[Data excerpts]

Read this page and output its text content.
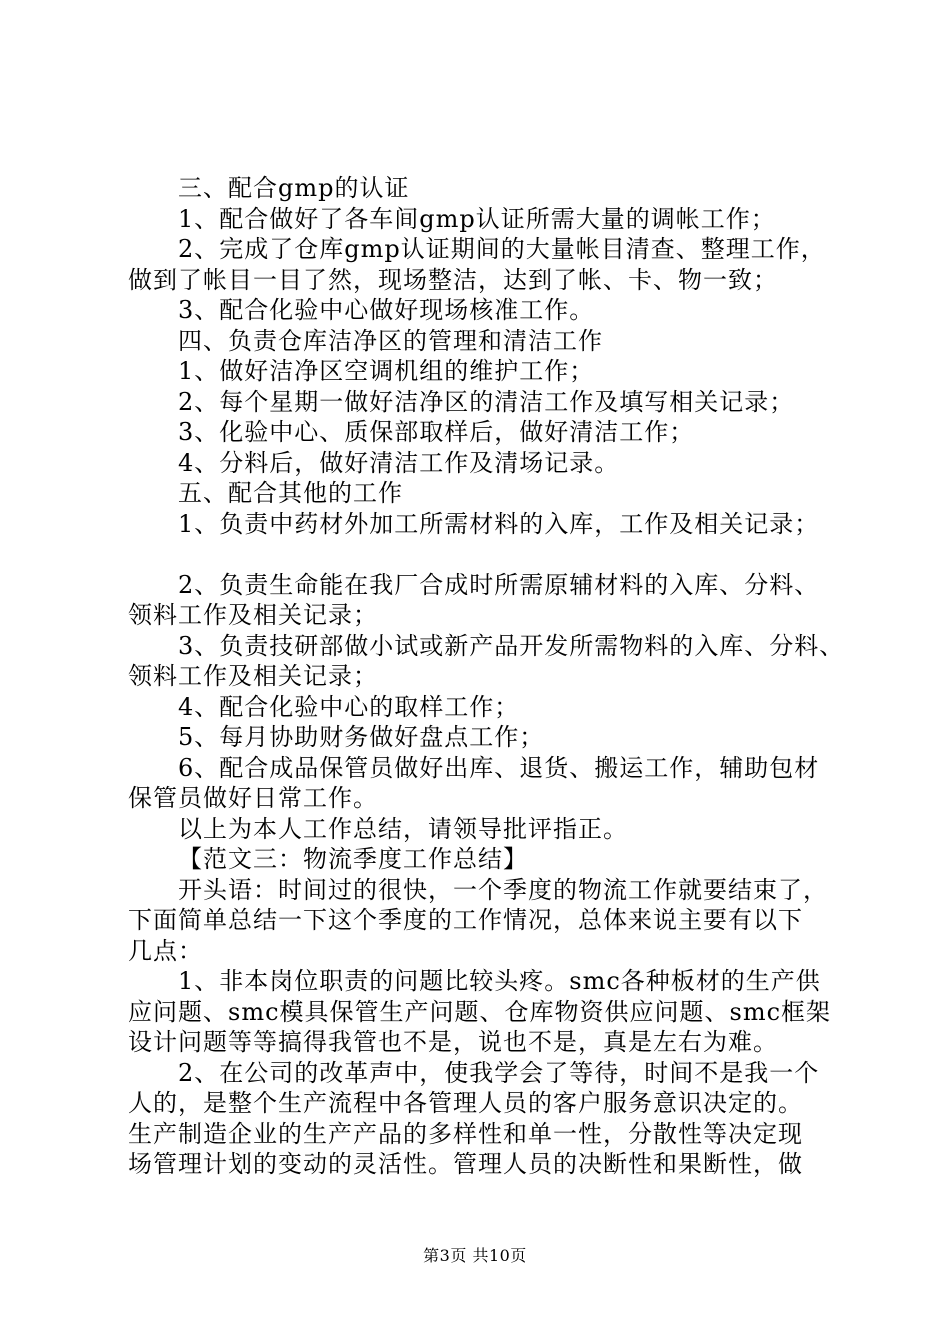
三、配合gmp的认证
1、配合做好了各车间gmp认证所需大量的调帐工作；
2、完成了仓库gmp认证期间的大量帐目清查、整理工作，
做到了帐目一目了然，现场整洁，达到了帐、卡、物一致；
3、配合化验中心做好现场核准工作。
四、负责仓库洁净区的管理和清洁工作
1、做好洁净区空调机组的维护工作；
2、每个星期一做好洁净区的清洁工作及填写相关记录；
3、化验中心、质保部取样后，做好清洁工作；
4、分料后，做好清洁工作及清场记录。
五、配合其他的工作
1、负责中药材外加工所需材料的入库，工作及相关记录；
2、负责生命能在我厂合成时所需原辅材料的入库、分料、
领料工作及相关记录；
3、负责技研部做小试或新产品开发所需物料的入库、分料、
领料工作及相关记录；
4、配合化验中心的取样工作；
5、每月协助财务做好盘点工作；
6、配合成品保管员做好出库、退货、搬运工作，辅助包材
保管员做好日常工作。
以上为本人工作总结，请领导批评指正。
【范文三：物流季度工作总结】
开头语：时间过的很快，一个季度的物流工作就要结束了，
下面简单总结一下这个季度的工作情况，总体来说主要有以下
几点：
1、非本岗位职责的问题比较头疼。smc各种板材的生产供
应问题、smc模具保管生产问题、仓库物资供应问题、smc框架
设计问题等等搞得我管也不是，说也不是，真是左右为难。
2、在公司的改革声中，使我学会了等待，时间不是我一个
人的，是整个生产流程中各管理人员的客户服务意识决定的。
生产制造企业的生产产品的多样性和单一性，分散性等决定现
场管理计划的变动的灵活性。管理人员的决断性和果断性，做
第3页 共10页
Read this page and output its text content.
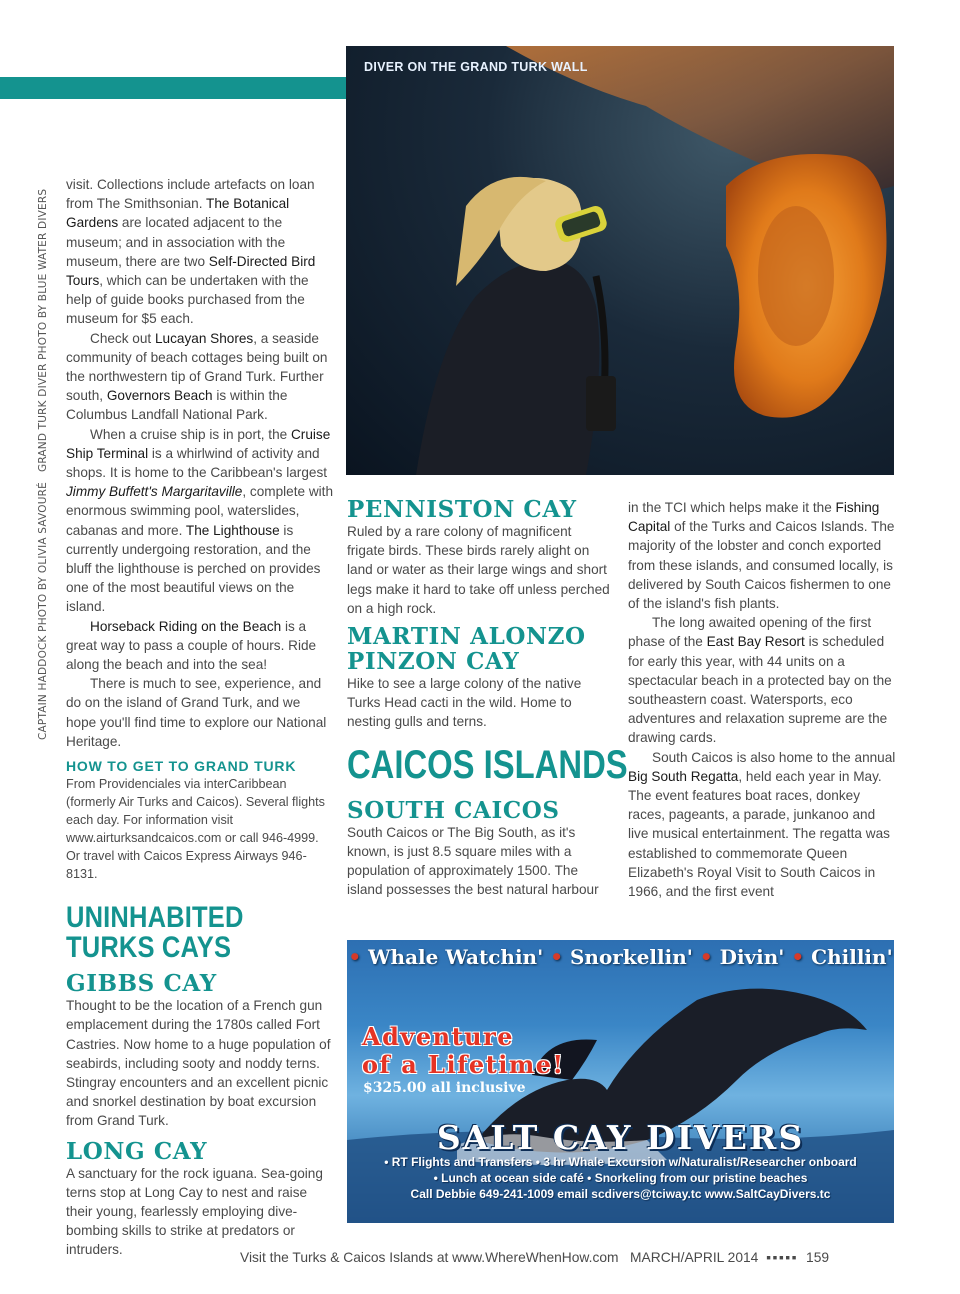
GRAND TURK DIVER PHOTO BY BLUE WATER DIVERS
CAPTAIN HADDOCK PHOTO BY OLIVIA SAVOURÉ
DIVER ON THE GRAND TURK WALL

visit. Collections include artefacts on loan from The Smithsonian. The Botanical Gardens are located adjacent to the museum; and in association with the museum, there are two Self-Directed Bird Tours, which can be undertaken with the help of guide books purchased from the museum for $5 each.

Check out Lucayan Shores, a seaside community of beach cottages being built on the northwestern tip of Grand Turk. Further south, Governors Beach is within the Columbus Landfall National Park.

When a cruise ship is in port, the Cruise Ship Terminal is a whirlwind of activity and shops. It is home to the Caribbean's largest Jimmy Buffett's Margaritaville, complete with enormous swimming pool, waterslides, cabanas and more. The Lighthouse is currently undergoing restoration, and the bluff the lighthouse is perched on provides one of the most beautiful views on the island.

Horseback Riding on the Beach is a great way to pass a couple of hours. Ride along the beach and into the sea!

There is much to see, experience, and do on the island of Grand Turk, and we hope you'll find time to explore our National Heritage.

HOW TO GET TO GRAND TURK

From Providenciales via interCaribbean (formerly Air Turks and Caicos). Several flights each day. For information visit www.airturksandcaicos.com or call 946-4999. Or travel with Caicos Express Airways 946-8131.

UNINHABITED
TURKS CAYS
GIBBS CAY

Thought to be the location of a French gun emplacement during the 1780s called Fort Castries. Now home to a huge population of seabirds, including sooty and noddy terns. Stingray encounters and an excellent picnic and snorkel destination by boat excursion from Grand Turk.

LONG CAY

A sanctuary for the rock iguana. Sea-going terns stop at Long Cay to nest and raise their young, fearlessly employing dive-bombing skills to strike at predators or intruders.

PENNISTON CAY

Ruled by a rare colony of magnificent frigate birds. These birds rarely alight on land or water as their large wings and short legs make it hard to take off unless perched on a high rock.

MARTIN ALONZO
PINZON CAY

Hike to see a large colony of the native Turks Head cacti in the wild. Home to nesting gulls and terns.

CAICOS ISLANDS
SOUTH CAICOS

South Caicos or The Big South, as it's known, is just 8.5 square miles with a population of approximately 1500. The island possesses the best natural harbour

in the TCI which helps make it the Fishing Capital of the Turks and Caicos Islands. The majority of the lobster and conch exported from these islands, and consumed locally, is delivered by South Caicos fishermen to one of the island's fish plants.

The long awaited opening of the first phase of the East Bay Resort is scheduled for early this year, with 44 units on a spectacular beach in a protected bay on the southeastern coast. Watersports, eco adventures and relaxation supreme are the drawing cards.

South Caicos is also home to the annual Big South Regatta, held each year in May. The event features boat races, donkey races, pageants, a parade, junkanoo and live musical entertainment. The regatta was established to commemorate Queen Elizabeth's Royal Visit to South Caicos in 1966, and the first event

• Whale Watchin' • Snorkellin' • Divin' • Chillin'
Adventure
of a Lifetime!
$325.00 all inclusive
SALT CAY DIVERS
• RT Flights and Transfers • 3 hr Whale Excursion w/Naturalist/Researcher onboard
• Lunch at ocean side café • Snorkeling from our pristine beaches
Call Debbie 649-241-1009 email scdivers@tciway.tc www.SaltCayDivers.tc
Visit the Turks & Caicos Islands at www.WhereWhenHow.com MARCH/APRIL 2014 ▪▪▪▪▪ 159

**Problem to solve**
Print each of the records above exactly as written, leaving no picture in the copy.

**Right answer**
Read this page and output its text content.
三、配合gmp的认证
1、配合做好了各车间gmp认证所需大量的调帐工作；
2、完成了仓库gmp认证期间的大量帐目清查、整理工作，
做到了帐目一目了然，现场整洁，达到了帐、卡、物一致；
3、配合化验中心做好现场核准工作。
四、负责仓库洁净区的管理和清洁工作
1、做好洁净区空调机组的维护工作；
2、每个星期一做好洁净区的清洁工作及填写相关记录；
3、化验中心、质保部取样后，做好清洁工作；
4、分料后，做好清洁工作及清场记录。
五、配合其他的工作
1、负责中药材外加工所需材料的入库，工作及相关记录；
2、负责生命能在我厂合成时所需原辅材料的入库、分料、
领料工作及相关记录；
3、负责技研部做小试或新产品开发所需物料的入库、分料、
领料工作及相关记录；
4、配合化验中心的取样工作；
5、每月协助财务做好盘点工作；
6、配合成品保管员做好出库、退货、搬运工作，辅助包材
保管员做好日常工作。
以上为本人工作总结，请领导批评指正。
【范文三：物流季度工作总结】
开头语：时间过的很快，一个季度的物流工作就要结束了，
下面简单总结一下这个季度的工作情况，总体来说主要有以下
几点：
1、非本岗位职责的问题比较头疼。smc各种板材的生产供
应问题、smc模具保管生产问题、仓库物资供应问题、smc框架
设计问题等等搞得我管也不是，说也不是，真是左右为难。
2、在公司的改革声中，使我学会了等待，时间不是我一个
人的，是整个生产流程中各管理人员的客户服务意识决定的。
生产制造企业的生产产品的多样性和单一性，分散性等决定现
场管理计划的变动的灵活性。管理人员的决断性和果断性，做
第3页 共10页
Read this page and output its text content.
GRAND TURK DIVER PHOTO BY BLUE WATER DIVERS
CAPTAIN HADDOCK PHOTO BY OLIVIA SAVOURÉ
DIVER ON THE GRAND TURK WALL

visit. Collections include artefacts on loan from The Smithsonian. The Botanical Gardens are located adjacent to the museum; and in association with the museum, there are two Self-Directed Bird Tours, which can be undertaken with the help of guide books purchased from the museum for $5 each.

Check out Lucayan Shores, a seaside community of beach cottages being built on the northwestern tip of Grand Turk. Further south, Governors Beach is within the Columbus Landfall National Park.

When a cruise ship is in port, the Cruise Ship Terminal is a whirlwind of activity and shops. It is home to the Caribbean's largest Jimmy Buffett's Margaritaville, complete with enormous swimming pool, waterslides, cabanas and more. The Lighthouse is currently undergoing restoration, and the bluff the lighthouse is perched on provides one of the most beautiful views on the island.

Horseback Riding on the Beach is a great way to pass a couple of hours. Ride along the beach and into the sea!

There is much to see, experience, and do on the island of Grand Turk, and we hope you'll find time to explore our National Heritage.

HOW TO GET TO GRAND TURK

From Providenciales via interCaribbean (formerly Air Turks and Caicos). Several flights each day. For information visit www.airturksandcaicos.com or call 946-4999. Or travel with Caicos Express Airways 946-8131.

UNINHABITED
TURKS CAYS
GIBBS CAY

Thought to be the location of a French gun emplacement during the 1780s called Fort Castries. Now home to a huge population of seabirds, including sooty and noddy terns. Stingray encounters and an excellent picnic and snorkel destination by boat excursion from Grand Turk.

LONG CAY

A sanctuary for the rock iguana. Sea-going terns stop at Long Cay to nest and raise their young, fearlessly employing dive-bombing skills to strike at predators or intruders.

PENNISTON CAY

Ruled by a rare colony of magnificent frigate birds. These birds rarely alight on land or water as their large wings and short legs make it hard to take off unless perched on a high rock.

MARTIN ALONZO
PINZON CAY

Hike to see a large colony of the native Turks Head cacti in the wild. Home to nesting gulls and terns.

CAICOS ISLANDS
SOUTH CAICOS

South Caicos or The Big South, as it's known, is just 8.5 square miles with a population of approximately 1500. The island possesses the best natural harbour

in the TCI which helps make it the Fishing Capital of the Turks and Caicos Islands. The majority of the lobster and conch exported from these islands, and consumed locally, is delivered by South Caicos fishermen to one of the island's fish plants.

The long awaited opening of the first phase of the East Bay Resort is scheduled for early this year, with 44 units on a spectacular beach in a protected bay on the southeastern coast. Watersports, eco adventures and relaxation supreme are the drawing cards.

South Caicos is also home to the annual Big South Regatta, held each year in May. The event features boat races, donkey races, pageants, a parade, junkanoo and live musical entertainment. The regatta was established to commemorate Queen Elizabeth's Royal Visit to South Caicos in 1966, and the first event

• Whale Watchin' • Snorkellin' • Divin' • Chillin'
Adventure
of a Lifetime!
$325.00 all inclusive
SALT CAY DIVERS
• RT Flights and Transfers • 3 hr Whale Excursion w/Naturalist/Researcher onboard
• Lunch at ocean side café • Snorkeling from our pristine beaches
Call Debbie 649-241-1009 email scdivers@tciway.tc www.SaltCayDivers.tc
Visit the Turks & Caicos Islands at www.WhereWhenHow.com MARCH/APRIL 2014 ▪▪▪▪▪ 159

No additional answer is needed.